__Records for processing__:

%%

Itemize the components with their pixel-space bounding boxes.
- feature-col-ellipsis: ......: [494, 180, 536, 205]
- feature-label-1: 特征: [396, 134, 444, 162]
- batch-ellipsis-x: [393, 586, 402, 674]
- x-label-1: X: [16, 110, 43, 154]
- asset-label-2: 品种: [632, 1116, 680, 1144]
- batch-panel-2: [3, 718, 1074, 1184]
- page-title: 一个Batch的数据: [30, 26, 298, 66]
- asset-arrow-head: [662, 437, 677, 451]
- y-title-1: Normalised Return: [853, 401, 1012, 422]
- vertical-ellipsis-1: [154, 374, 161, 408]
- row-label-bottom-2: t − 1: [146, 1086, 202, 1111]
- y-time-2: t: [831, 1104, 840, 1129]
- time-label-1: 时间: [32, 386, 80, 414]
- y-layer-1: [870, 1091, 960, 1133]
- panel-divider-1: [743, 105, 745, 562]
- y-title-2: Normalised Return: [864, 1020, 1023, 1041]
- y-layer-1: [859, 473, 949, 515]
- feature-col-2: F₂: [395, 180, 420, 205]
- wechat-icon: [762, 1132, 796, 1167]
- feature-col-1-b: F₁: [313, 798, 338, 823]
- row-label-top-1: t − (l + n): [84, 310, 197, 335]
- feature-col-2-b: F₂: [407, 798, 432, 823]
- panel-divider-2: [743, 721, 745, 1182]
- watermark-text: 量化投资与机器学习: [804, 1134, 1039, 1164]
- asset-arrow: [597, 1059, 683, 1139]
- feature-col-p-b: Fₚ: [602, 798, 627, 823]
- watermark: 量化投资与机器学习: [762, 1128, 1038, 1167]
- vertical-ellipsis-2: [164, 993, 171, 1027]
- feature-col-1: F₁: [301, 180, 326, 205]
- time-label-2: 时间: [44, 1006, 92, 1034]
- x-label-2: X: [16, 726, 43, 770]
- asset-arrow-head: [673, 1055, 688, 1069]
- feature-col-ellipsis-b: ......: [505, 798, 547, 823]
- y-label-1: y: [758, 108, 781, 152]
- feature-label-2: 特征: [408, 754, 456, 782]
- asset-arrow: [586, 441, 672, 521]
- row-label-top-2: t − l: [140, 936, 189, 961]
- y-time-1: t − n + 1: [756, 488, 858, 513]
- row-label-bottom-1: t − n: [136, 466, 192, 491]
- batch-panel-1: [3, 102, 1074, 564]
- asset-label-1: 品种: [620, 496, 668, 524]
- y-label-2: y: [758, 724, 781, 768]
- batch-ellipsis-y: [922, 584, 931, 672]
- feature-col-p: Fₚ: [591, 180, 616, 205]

%%

__Description of the task__:
Change "Normalised Return" to "Normalized Return" in the stretch from the start of the records through the line containing "- feature-col-2-b: F₂: [407, 798, 432, 823]", leaving the rest as it is. Return only those lines.

__Reply to the exercise__:
Itemize the components with their pixel-space bounding boxes.
- feature-col-ellipsis: ......: [494, 180, 536, 205]
- feature-label-1: 特征: [396, 134, 444, 162]
- batch-ellipsis-x: [393, 586, 402, 674]
- x-label-1: X: [16, 110, 43, 154]
- asset-label-2: 品种: [632, 1116, 680, 1144]
- batch-panel-2: [3, 718, 1074, 1184]
- page-title: 一个Batch的数据: [30, 26, 298, 66]
- asset-arrow-head: [662, 437, 677, 451]
- y-title-1: Normalized Return: [853, 401, 1012, 422]
- vertical-ellipsis-1: [154, 374, 161, 408]
- row-label-bottom-2: t − 1: [146, 1086, 202, 1111]
- y-time-2: t: [831, 1104, 840, 1129]
- time-label-1: 时间: [32, 386, 80, 414]
- y-layer-1: [870, 1091, 960, 1133]
- panel-divider-1: [743, 105, 745, 562]
- y-title-2: Normalized Return: [864, 1020, 1023, 1041]
- y-layer-1: [859, 473, 949, 515]
- feature-col-2: F₂: [395, 180, 420, 205]
- wechat-icon: [762, 1132, 796, 1167]
- feature-col-1-b: F₁: [313, 798, 338, 823]
- row-label-top-1: t − (l + n): [84, 310, 197, 335]
- feature-col-2-b: F₂: [407, 798, 432, 823]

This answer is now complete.